* [Short problem]: Recast the lines below as a Markdown table with the columns Row and Line. Give each line its row number and leave out any blank lines.

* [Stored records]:
[Start]

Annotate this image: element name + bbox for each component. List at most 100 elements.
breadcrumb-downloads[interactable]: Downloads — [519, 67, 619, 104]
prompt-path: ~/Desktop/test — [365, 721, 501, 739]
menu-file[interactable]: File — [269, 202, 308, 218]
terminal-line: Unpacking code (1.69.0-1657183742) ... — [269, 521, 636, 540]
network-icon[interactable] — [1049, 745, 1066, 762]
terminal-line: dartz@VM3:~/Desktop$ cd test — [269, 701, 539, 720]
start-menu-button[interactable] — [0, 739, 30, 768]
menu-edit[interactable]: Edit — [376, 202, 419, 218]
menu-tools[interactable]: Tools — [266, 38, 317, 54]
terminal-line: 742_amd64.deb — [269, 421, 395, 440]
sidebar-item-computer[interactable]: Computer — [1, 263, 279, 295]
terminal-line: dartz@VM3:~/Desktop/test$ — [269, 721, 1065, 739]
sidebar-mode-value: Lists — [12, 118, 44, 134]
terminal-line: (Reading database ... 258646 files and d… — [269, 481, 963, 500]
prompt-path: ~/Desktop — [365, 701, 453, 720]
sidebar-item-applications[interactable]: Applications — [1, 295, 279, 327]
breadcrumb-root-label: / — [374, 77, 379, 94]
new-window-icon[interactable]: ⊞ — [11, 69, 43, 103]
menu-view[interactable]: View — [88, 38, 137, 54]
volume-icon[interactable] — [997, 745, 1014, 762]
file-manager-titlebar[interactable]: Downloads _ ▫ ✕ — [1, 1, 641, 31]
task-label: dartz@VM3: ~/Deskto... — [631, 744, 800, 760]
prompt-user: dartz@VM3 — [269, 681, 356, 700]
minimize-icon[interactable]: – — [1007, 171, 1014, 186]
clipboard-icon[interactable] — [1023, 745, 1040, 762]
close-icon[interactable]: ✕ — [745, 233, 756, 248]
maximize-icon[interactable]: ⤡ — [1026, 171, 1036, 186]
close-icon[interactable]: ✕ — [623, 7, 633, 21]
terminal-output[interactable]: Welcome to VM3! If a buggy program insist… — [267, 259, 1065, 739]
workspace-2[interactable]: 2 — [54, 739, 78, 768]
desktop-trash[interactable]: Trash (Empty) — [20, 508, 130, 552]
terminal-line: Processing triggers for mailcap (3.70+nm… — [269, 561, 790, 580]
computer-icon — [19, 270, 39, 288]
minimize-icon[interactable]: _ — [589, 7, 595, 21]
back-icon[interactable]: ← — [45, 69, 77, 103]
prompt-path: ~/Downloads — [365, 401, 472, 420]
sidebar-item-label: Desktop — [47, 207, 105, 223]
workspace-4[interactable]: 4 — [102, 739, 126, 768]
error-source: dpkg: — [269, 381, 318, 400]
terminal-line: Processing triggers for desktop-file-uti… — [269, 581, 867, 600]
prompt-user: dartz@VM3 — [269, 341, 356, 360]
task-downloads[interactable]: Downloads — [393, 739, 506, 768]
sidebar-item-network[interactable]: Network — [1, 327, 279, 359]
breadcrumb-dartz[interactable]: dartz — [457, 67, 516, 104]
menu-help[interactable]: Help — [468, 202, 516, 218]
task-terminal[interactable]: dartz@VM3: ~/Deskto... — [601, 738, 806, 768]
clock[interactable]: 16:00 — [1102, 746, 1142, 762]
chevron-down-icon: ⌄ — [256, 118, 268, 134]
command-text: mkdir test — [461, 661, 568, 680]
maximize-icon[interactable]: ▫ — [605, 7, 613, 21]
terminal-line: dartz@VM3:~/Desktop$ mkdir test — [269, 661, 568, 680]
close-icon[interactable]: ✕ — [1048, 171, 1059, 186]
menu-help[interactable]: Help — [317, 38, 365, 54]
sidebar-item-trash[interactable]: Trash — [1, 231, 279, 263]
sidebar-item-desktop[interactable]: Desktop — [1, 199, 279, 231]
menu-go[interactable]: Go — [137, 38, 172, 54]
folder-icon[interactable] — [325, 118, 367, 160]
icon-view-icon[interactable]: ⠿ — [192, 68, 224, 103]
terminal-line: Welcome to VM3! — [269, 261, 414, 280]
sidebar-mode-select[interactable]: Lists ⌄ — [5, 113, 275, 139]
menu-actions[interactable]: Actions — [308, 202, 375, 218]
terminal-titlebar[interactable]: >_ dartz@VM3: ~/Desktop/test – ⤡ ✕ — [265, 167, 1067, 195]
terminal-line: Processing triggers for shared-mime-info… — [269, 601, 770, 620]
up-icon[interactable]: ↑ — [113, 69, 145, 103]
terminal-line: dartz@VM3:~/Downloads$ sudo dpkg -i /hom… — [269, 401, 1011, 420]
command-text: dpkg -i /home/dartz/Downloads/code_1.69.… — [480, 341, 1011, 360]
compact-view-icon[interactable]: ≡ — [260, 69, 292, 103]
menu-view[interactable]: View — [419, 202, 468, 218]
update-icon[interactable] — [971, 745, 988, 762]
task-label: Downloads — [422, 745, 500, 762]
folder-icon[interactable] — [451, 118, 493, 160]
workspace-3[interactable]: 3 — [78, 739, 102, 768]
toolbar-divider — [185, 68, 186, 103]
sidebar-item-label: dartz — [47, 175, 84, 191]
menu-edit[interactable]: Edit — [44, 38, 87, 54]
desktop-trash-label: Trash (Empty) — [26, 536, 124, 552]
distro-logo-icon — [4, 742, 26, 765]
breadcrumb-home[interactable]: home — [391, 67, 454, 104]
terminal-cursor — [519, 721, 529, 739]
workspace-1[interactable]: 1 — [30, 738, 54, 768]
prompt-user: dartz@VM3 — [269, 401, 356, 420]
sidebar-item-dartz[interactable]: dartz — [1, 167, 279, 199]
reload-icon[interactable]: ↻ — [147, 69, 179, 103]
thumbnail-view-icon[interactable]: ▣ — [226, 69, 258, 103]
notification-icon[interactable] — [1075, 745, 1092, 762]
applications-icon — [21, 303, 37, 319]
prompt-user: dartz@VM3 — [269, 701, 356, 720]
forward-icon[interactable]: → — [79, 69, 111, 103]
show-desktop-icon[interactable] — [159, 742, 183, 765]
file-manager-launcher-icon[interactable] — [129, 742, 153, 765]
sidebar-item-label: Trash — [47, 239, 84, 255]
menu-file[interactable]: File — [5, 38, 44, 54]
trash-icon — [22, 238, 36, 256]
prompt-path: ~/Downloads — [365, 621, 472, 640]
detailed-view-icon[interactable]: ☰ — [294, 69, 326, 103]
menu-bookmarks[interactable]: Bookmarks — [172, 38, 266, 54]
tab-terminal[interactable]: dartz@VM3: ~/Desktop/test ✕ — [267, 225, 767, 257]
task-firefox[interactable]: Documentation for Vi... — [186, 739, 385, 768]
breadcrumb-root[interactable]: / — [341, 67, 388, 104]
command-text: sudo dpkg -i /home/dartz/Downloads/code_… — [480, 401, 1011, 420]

[End]

* [Exercise solution]:
| Row | Line |
|---|---|
| 1 | Annotate this image: element name + bbox for each component. List at most 100 elements. |
| 2 | breadcrumb-downloads[interactable]: Downloads — [519, 67, 619, 104] |
| 3 | prompt-path: ~/Desktop/test — [365, 721, 501, 739] |
| 4 | menu-file[interactable]: File — [269, 202, 308, 218] |
| 5 | terminal-line: Unpacking code (1.69.0-1657183742) ... — [269, 521, 636, 540] |
| 6 | network-icon[interactable] — [1049, 745, 1066, 762] |
| 7 | terminal-line: dartz@VM3:~/Desktop$ cd test — [269, 701, 539, 720] |
| 8 | start-menu-button[interactable] — [0, 739, 30, 768] |
| 9 | menu-edit[interactable]: Edit — [376, 202, 419, 218] |
| 10 | menu-tools[interactable]: Tools — [266, 38, 317, 54] |
| 11 | terminal-line: 742_amd64.deb — [269, 421, 395, 440] |
| 12 | sidebar-item-computer[interactable]: Computer — [1, 263, 279, 295] |
| 13 | terminal-line: dartz@VM3:~/Desktop/test$ — [269, 721, 1065, 739] |
| 14 | sidebar-mode-value: Lists — [12, 118, 44, 134] |
| 15 | terminal-line: (Reading database ... 258646 files and d… — [269, 481, 963, 500] |
| 16 | prompt-path: ~/Desktop — [365, 701, 453, 720] |
| 17 | sidebar-item-applications[interactable]: Applications — [1, 295, 279, 327] |
| 18 | breadcrumb-root-label: / — [374, 77, 379, 94] |
| 19 | new-window-icon[interactable]: ⊞ — [11, 69, 43, 103] |
| 20 | menu-view[interactable]: View — [88, 38, 137, 54] |
| 21 | volume-icon[interactable] — [997, 745, 1014, 762] |
| 22 | file-manager-titlebar[interactable]: Downloads _ ▫ ✕ — [1, 1, 641, 31] |
| 23 | task-label: dartz@VM3: ~/Deskto... — [631, 744, 800, 760] |
| 24 | prompt-user: dartz@VM3 — [269, 681, 356, 700] |
| 25 | minimize-icon[interactable]: – — [1007, 171, 1014, 186] |
| 26 | clipboard-icon[interactable] — [1023, 745, 1040, 762] |
| 27 | close-icon[interactable]: ✕ — [745, 233, 756, 248] |
| 28 | maximize-icon[interactable]: ⤡ — [1026, 171, 1036, 186] |
| 29 | close-icon[interactable]: ✕ — [623, 7, 633, 21] |
| 30 | terminal-output[interactable]: Welcome to VM3! If a buggy program insist… — [267, 259, 1065, 739] |
| 31 | workspace-2[interactable]: 2 — [54, 739, 78, 768] |
| 32 | desktop-trash[interactable]: Trash (Empty) — [20, 508, 130, 552] |
| 33 | terminal-line: Processing triggers for mailcap (3.70+nm… — [269, 561, 790, 580] |
| 34 | computer-icon — [19, 270, 39, 288] |
| 35 | minimize-icon[interactable]: _ — [589, 7, 595, 21] |
| 36 | back-icon[interactable]: ← — [45, 69, 77, 103] |
| 37 | prompt-path: ~/Downloads — [365, 401, 472, 420] |
| 38 | sidebar-item-label: Desktop — [47, 207, 105, 223] |
| 39 | workspace-4[interactable]: 4 — [102, 739, 126, 768] |
| 40 | error-source: dpkg: — [269, 381, 318, 400] |
| 41 | terminal-line: Processing triggers for desktop-file-uti… — [269, 581, 867, 600] |
| 42 | prompt-user: dartz@VM3 — [269, 341, 356, 360] |
| 43 | task-downloads[interactable]: Downloads — [393, 739, 506, 768] |
| 44 | sidebar-item-network[interactable]: Network — [1, 327, 279, 359] |
| 45 | breadcrumb-dartz[interactable]: dartz — [457, 67, 516, 104] |
| 46 | menu-help[interactable]: Help — [468, 202, 516, 218] |
| 47 | task-terminal[interactable]: dartz@VM3: ~/Deskto... — [601, 738, 806, 768] |
| 48 | clock[interactable]: 16:00 — [1102, 746, 1142, 762] |
| 49 | chevron-down-icon: ⌄ — [256, 118, 268, 134] |
| 50 | command-text: mkdir test — [461, 661, 568, 680] |
| 51 | maximize-icon[interactable]: ▫ — [605, 7, 613, 21] |
| 52 | terminal-line: dartz@VM3:~/Desktop$ mkdir test — [269, 661, 568, 680] |
| 53 | close-icon[interactable]: ✕ — [1048, 171, 1059, 186] |
| 54 | menu-help[interactable]: Help — [317, 38, 365, 54] |
| 55 | sidebar-item-trash[interactable]: Trash — [1, 231, 279, 263] |
| 56 | sidebar-item-desktop[interactable]: Desktop — [1, 199, 279, 231] |
| 57 | menu-go[interactable]: Go — [137, 38, 172, 54] |
| 58 | folder-icon[interactable] — [325, 118, 367, 160] |
| 59 | icon-view-icon[interactable]: ⠿ — [192, 68, 224, 103] |
| 60 | terminal-line: Welcome to VM3! — [269, 261, 414, 280] |
| 61 | sidebar-mode-select[interactable]: Lists ⌄ — [5, 113, 275, 139] |
| 62 | menu-actions[interactable]: Actions — [308, 202, 375, 218] |
| 63 | terminal-titlebar[interactable]: >_ dartz@VM3: ~/Desktop/test – ⤡ ✕ — [265, 167, 1067, 195] |
| 64 | terminal-line: Processing triggers for shared-mime-info… — [269, 601, 770, 620] |
| 65 | up-icon[interactable]: ↑ — [113, 69, 145, 103] |
| 66 | terminal-line: dartz@VM3:~/Downloads$ sudo dpkg -i /hom… — [269, 401, 1011, 420] |
| 67 | command-text: dpkg -i /home/dartz/Downloads/code_1.69.… — [480, 341, 1011, 360] |
| 68 | compact-view-icon[interactable]: ≡ — [260, 69, 292, 103] |
| 69 | menu-view[interactable]: View — [419, 202, 468, 218] |
| 70 | update-icon[interactable] — [971, 745, 988, 762] |
| 71 | task-label: Downloads — [422, 745, 500, 762] |
| 72 | folder-icon[interactable] — [451, 118, 493, 160] |
| 73 | workspace-3[interactable]: 3 — [78, 739, 102, 768] |
| 74 | toolbar-divider — [185, 68, 186, 103] |
| 75 | sidebar-item-label: dartz — [47, 175, 84, 191] |
| 76 | menu-edit[interactable]: Edit — [44, 38, 87, 54] |
| 77 | desktop-trash-label: Trash (Empty) — [26, 536, 124, 552] |
| 78 | distro-logo-icon — [4, 742, 26, 765] |
| 79 | breadcrumb-home[interactable]: home — [391, 67, 454, 104] |
| 80 | terminal-cursor — [519, 721, 529, 739] |
| 81 | workspace-1[interactable]: 1 — [30, 738, 54, 768] |
| 82 | prompt-user: dartz@VM3 — [269, 401, 356, 420] |
| 83 | sidebar-item-dartz[interactable]: dartz — [1, 167, 279, 199] |
| 84 | reload-icon[interactable]: ↻ — [147, 69, 179, 103] |
| 85 | thumbnail-view-icon[interactable]: ▣ — [226, 69, 258, 103] |
| 86 | notification-icon[interactable] — [1075, 745, 1092, 762] |
| 87 | applications-icon — [21, 303, 37, 319] |
| 88 | prompt-user: dartz@VM3 — [269, 701, 356, 720] |
| 89 | forward-icon[interactable]: → — [79, 69, 111, 103] |
| 90 | show-desktop-icon[interactable] — [159, 742, 183, 765] |
| 91 | file-manager-launcher-icon[interactable] — [129, 742, 153, 765] |
| 92 | sidebar-item-label: Trash — [47, 239, 84, 255] |
| 93 | menu-file[interactable]: File — [5, 38, 44, 54] |
| 94 | trash-icon — [22, 238, 36, 256] |
| 95 | prompt-path: ~/Downloads — [365, 621, 472, 640] |
| 96 | detailed-view-icon[interactable]: ☰ — [294, 69, 326, 103] |
| 97 | menu-bookmarks[interactable]: Bookmarks — [172, 38, 266, 54] |
| 98 | tab-terminal[interactable]: dartz@VM3: ~/Desktop/test ✕ — [267, 225, 767, 257] |
| 99 | task-firefox[interactable]: Documentation for Vi... — [186, 739, 385, 768] |
| 100 | breadcrumb-root[interactable]: / — [341, 67, 388, 104] |
| 101 | command-text: sudo dpkg -i /home/dartz/Downloads/code_… — [480, 401, 1011, 420] |